** Records for this exercise follows **

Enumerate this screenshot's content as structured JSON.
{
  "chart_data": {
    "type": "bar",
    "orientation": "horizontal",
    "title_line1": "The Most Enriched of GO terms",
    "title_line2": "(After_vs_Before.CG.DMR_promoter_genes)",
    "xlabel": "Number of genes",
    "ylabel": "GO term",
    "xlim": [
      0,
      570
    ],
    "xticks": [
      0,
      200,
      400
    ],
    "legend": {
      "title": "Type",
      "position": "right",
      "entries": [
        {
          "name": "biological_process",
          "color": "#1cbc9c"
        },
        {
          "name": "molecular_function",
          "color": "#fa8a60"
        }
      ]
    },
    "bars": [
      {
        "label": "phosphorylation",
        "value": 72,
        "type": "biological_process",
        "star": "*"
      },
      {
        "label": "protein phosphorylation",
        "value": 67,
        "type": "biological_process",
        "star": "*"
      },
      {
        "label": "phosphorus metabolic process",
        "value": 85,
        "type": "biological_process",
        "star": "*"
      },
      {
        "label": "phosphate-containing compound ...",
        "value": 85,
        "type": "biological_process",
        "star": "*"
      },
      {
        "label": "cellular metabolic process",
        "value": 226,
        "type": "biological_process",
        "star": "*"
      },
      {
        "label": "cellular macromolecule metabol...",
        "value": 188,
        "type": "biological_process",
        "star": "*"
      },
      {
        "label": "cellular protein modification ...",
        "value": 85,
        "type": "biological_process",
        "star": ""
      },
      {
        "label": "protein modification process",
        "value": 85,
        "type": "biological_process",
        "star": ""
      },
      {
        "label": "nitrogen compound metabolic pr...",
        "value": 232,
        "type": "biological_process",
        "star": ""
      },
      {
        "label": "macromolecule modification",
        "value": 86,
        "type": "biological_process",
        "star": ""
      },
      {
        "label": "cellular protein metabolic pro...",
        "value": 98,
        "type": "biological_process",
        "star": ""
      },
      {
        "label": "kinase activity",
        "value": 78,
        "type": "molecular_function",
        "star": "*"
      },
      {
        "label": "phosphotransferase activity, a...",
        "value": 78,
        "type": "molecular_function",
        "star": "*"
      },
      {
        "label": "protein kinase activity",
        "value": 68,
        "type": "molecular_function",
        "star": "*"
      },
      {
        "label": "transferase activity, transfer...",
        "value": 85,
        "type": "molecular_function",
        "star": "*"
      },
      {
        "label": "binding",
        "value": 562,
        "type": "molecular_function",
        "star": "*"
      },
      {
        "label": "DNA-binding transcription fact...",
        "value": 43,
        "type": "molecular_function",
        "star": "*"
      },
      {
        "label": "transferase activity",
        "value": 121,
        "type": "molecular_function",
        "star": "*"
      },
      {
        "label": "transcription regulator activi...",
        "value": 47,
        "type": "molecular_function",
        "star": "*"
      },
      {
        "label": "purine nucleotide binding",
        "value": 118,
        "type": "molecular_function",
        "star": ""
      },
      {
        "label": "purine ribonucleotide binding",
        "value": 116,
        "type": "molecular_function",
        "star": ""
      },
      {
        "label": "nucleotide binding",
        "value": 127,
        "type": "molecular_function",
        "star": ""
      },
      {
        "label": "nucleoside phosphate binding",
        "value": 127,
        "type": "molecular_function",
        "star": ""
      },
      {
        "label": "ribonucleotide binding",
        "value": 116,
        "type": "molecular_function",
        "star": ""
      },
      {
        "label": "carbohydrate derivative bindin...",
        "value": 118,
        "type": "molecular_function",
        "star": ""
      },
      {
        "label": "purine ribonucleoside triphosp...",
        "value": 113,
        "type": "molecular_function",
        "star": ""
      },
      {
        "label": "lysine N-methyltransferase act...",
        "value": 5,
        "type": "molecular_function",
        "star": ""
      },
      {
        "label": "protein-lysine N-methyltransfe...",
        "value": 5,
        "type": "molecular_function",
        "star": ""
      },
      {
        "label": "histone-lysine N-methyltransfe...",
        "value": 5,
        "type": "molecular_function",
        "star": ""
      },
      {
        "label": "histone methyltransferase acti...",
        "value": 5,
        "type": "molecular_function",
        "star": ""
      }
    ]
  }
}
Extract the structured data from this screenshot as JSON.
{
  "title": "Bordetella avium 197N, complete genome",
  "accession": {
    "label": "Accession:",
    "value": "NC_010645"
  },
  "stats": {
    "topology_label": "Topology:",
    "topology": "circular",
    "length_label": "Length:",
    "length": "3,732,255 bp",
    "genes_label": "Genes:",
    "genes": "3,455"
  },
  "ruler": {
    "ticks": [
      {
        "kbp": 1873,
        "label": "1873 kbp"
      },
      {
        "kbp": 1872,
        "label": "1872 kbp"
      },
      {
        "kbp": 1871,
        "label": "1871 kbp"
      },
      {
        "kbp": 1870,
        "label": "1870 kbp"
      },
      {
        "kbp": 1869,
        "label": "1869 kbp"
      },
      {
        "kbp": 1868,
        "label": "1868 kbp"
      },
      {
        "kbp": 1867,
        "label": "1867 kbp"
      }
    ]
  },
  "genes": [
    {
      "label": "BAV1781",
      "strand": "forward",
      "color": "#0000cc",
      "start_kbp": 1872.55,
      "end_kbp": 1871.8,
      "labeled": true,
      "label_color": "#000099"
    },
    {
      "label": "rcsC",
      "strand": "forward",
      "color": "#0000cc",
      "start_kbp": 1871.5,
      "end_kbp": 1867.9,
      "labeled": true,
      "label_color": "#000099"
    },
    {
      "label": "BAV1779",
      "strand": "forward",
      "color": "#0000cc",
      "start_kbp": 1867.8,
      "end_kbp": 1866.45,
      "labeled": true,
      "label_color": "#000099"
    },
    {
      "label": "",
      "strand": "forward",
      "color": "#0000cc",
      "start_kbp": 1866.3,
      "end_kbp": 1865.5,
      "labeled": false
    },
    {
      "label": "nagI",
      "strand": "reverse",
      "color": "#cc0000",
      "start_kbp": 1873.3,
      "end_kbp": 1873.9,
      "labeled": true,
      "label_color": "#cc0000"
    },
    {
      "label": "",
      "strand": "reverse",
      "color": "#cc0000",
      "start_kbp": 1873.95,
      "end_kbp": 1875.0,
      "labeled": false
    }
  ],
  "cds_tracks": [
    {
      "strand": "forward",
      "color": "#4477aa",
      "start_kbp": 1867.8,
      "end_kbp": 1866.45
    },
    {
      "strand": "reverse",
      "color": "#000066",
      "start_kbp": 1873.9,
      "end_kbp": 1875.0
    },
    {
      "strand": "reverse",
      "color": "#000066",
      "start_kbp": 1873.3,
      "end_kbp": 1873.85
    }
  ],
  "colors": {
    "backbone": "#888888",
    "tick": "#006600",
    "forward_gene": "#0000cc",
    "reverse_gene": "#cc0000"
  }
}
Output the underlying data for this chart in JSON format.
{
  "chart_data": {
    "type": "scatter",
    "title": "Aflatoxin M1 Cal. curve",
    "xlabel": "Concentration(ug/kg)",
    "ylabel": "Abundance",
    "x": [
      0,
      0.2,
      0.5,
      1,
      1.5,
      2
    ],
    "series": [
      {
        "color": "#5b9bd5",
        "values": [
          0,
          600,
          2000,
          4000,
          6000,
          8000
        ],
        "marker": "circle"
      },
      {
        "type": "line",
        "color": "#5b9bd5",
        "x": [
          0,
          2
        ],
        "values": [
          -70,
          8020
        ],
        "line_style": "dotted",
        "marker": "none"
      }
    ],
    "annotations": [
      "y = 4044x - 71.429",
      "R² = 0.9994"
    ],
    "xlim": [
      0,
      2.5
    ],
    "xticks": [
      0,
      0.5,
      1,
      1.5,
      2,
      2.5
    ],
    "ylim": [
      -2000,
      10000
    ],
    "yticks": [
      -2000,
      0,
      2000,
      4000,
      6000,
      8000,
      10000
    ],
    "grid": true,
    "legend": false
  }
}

** End of Records for this exercise **

Each entry must be retyped exactly as it was written above.

[Worked solution]
Enumerate this screenshot's content as structured JSON.
{
  "chart_data": {
    "type": "bar",
    "orientation": "horizontal",
    "title_line1": "The Most Enriched of GO terms",
    "title_line2": "(After_vs_Before.CG.DMR_promoter_genes)",
    "xlabel": "Number of genes",
    "ylabel": "GO term",
    "xlim": [
      0,
      570
    ],
    "xticks": [
      0,
      200,
      400
    ],
    "legend": {
      "title": "Type",
      "position": "right",
      "entries": [
        {
          "name": "biological_process",
          "color": "#1cbc9c"
        },
        {
          "name": "molecular_function",
          "color": "#fa8a60"
        }
      ]
    },
    "bars": [
      {
        "label": "phosphorylation",
        "value": 72,
        "type": "biological_process",
        "star": "*"
      },
      {
        "label": "protein phosphorylation",
        "value": 67,
        "type": "biological_process",
        "star": "*"
      },
      {
        "label": "phosphorus metabolic process",
        "value": 85,
        "type": "biological_process",
        "star": "*"
      },
      {
        "label": "phosphate-containing compound ...",
        "value": 85,
        "type": "biological_process",
        "star": "*"
      },
      {
        "label": "cellular metabolic process",
        "value": 226,
        "type": "biological_process",
        "star": "*"
      },
      {
        "label": "cellular macromolecule metabol...",
        "value": 188,
        "type": "biological_process",
        "star": "*"
      },
      {
        "label": "cellular protein modification ...",
        "value": 85,
        "type": "biological_process",
        "star": ""
      },
      {
        "label": "protein modification process",
        "value": 85,
        "type": "biological_process",
        "star": ""
      },
      {
        "label": "nitrogen compound metabolic pr...",
        "value": 232,
        "type": "biological_process",
        "star": ""
      },
      {
        "label": "macromolecule modification",
        "value": 86,
        "type": "biological_process",
        "star": ""
      },
      {
        "label": "cellular protein metabolic pro...",
        "value": 98,
        "type": "biological_process",
        "star": ""
      },
      {
        "label": "kinase activity",
        "value": 78,
        "type": "molecular_function",
        "star": "*"
      },
      {
        "label": "phosphotransferase activity, a...",
        "value": 78,
        "type": "molecular_function",
        "star": "*"
      },
      {
        "label": "protein kinase activity",
        "value": 68,
        "type": "molecular_function",
        "star": "*"
      },
      {
        "label": "transferase activity, transfer...",
        "value": 85,
        "type": "molecular_function",
        "star": "*"
      },
      {
        "label": "binding",
        "value": 562,
        "type": "molecular_function",
        "star": "*"
      },
      {
        "label": "DNA-binding transcription fact...",
        "value": 43,
        "type": "molecular_function",
        "star": "*"
      },
      {
        "label": "transferase activity",
        "value": 121,
        "type": "molecular_function",
        "star": "*"
      },
      {
        "label": "transcription regulator activi...",
        "value": 47,
        "type": "molecular_function",
        "star": "*"
      },
      {
        "label": "purine nucleotide binding",
        "value": 118,
        "type": "molecular_function",
        "star": ""
      },
      {
        "label": "purine ribonucleotide binding",
        "value": 116,
        "type": "molecular_function",
        "star": ""
      },
      {
        "label": "nucleotide binding",
        "value": 127,
        "type": "molecular_function",
        "star": ""
      },
      {
        "label": "nucleoside phosphate binding",
        "value": 127,
        "type": "molecular_function",
        "star": ""
      },
      {
        "label": "ribonucleotide binding",
        "value": 116,
        "type": "molecular_function",
        "star": ""
      },
      {
        "label": "carbohydrate derivative bindin...",
        "value": 118,
        "type": "molecular_function",
        "star": ""
      },
      {
        "label": "purine ribonucleoside triphosp...",
        "value": 113,
        "type": "molecular_function",
        "star": ""
      },
      {
        "label": "lysine N-methyltransferase act...",
        "value": 5,
        "type": "molecular_function",
        "star": ""
      },
      {
        "label": "protein-lysine N-methyltransfe...",
        "value": 5,
        "type": "molecular_function",
        "star": ""
      },
      {
        "label": "histone-lysine N-methyltransfe...",
        "value": 5,
        "type": "molecular_function",
        "star": ""
      },
      {
        "label": "histone methyltransferase acti...",
        "value": 5,
        "type": "molecular_function",
        "star": ""
      }
    ]
  }
}
Extract the structured data from this screenshot as JSON.
{
  "title": "Bordetella avium 197N, complete genome",
  "accession": {
    "label": "Accession:",
    "value": "NC_010645"
  },
  "stats": {
    "topology_label": "Topology:",
    "topology": "circular",
    "length_label": "Length:",
    "length": "3,732,255 bp",
    "genes_label": "Genes:",
    "genes": "3,455"
  },
  "ruler": {
    "ticks": [
      {
        "kbp": 1873,
        "label": "1873 kbp"
      },
      {
        "kbp": 1872,
        "label": "1872 kbp"
      },
      {
        "kbp": 1871,
        "label": "1871 kbp"
      },
      {
        "kbp": 1870,
        "label": "1870 kbp"
      },
      {
        "kbp": 1869,
        "label": "1869 kbp"
      },
      {
        "kbp": 1868,
        "label": "1868 kbp"
      },
      {
        "kbp": 1867,
        "label": "1867 kbp"
      }
    ]
  },
  "genes": [
    {
      "label": "BAV1781",
      "strand": "forward",
      "color": "#0000cc",
      "start_kbp": 1872.55,
      "end_kbp": 1871.8,
      "labeled": true,
      "label_color": "#000099"
    },
    {
      "label": "rcsC",
      "strand": "forward",
      "color": "#0000cc",
      "start_kbp": 1871.5,
      "end_kbp": 1867.9,
      "labeled": true,
      "label_color": "#000099"
    },
    {
      "label": "BAV1779",
      "strand": "forward",
      "color": "#0000cc",
      "start_kbp": 1867.8,
      "end_kbp": 1866.45,
      "labeled": true,
      "label_color": "#000099"
    },
    {
      "label": "",
      "strand": "forward",
      "color": "#0000cc",
      "start_kbp": 1866.3,
      "end_kbp": 1865.5,
      "labeled": false
    },
    {
      "label": "nagI",
      "strand": "reverse",
      "color": "#cc0000",
      "start_kbp": 1873.3,
      "end_kbp": 1873.9,
      "labeled": true,
      "label_color": "#cc0000"
    },
    {
      "label": "",
      "strand": "reverse",
      "color": "#cc0000",
      "start_kbp": 1873.95,
      "end_kbp": 1875.0,
      "labeled": false
    }
  ],
  "cds_tracks": [
    {
      "strand": "forward",
      "color": "#4477aa",
      "start_kbp": 1867.8,
      "end_kbp": 1866.45
    },
    {
      "strand": "reverse",
      "color": "#000066",
      "start_kbp": 1873.9,
      "end_kbp": 1875.0
    },
    {
      "strand": "reverse",
      "color": "#000066",
      "start_kbp": 1873.3,
      "end_kbp": 1873.85
    }
  ],
  "colors": {
    "backbone": "#888888",
    "tick": "#006600",
    "forward_gene": "#0000cc",
    "reverse_gene": "#cc0000"
  }
}
Output the underlying data for this chart in JSON format.
{
  "chart_data": {
    "type": "scatter",
    "title": "Aflatoxin M1 Cal. curve",
    "xlabel": "Concentration(ug/kg)",
    "ylabel": "Abundance",
    "x": [
      0,
      0.2,
      0.5,
      1,
      1.5,
      2
    ],
    "series": [
      {
        "color": "#5b9bd5",
        "values": [
          0,
          600,
          2000,
          4000,
          6000,
          8000
        ],
        "marker": "circle"
      },
      {
        "type": "line",
        "color": "#5b9bd5",
        "x": [
          0,
          2
        ],
        "values": [
          -70,
          8020
        ],
        "line_style": "dotted",
        "marker": "none"
      }
    ],
    "annotations": [
      "y = 4044x - 71.429",
      "R² = 0.9994"
    ],
    "xlim": [
      0,
      2.5
    ],
    "xticks": [
      0,
      0.5,
      1,
      1.5,
      2,
      2.5
    ],
    "ylim": [
      -2000,
      10000
    ],
    "yticks": [
      -2000,
      0,
      2000,
      4000,
      6000,
      8000,
      10000
    ],
    "grid": true,
    "legend": false
  }
}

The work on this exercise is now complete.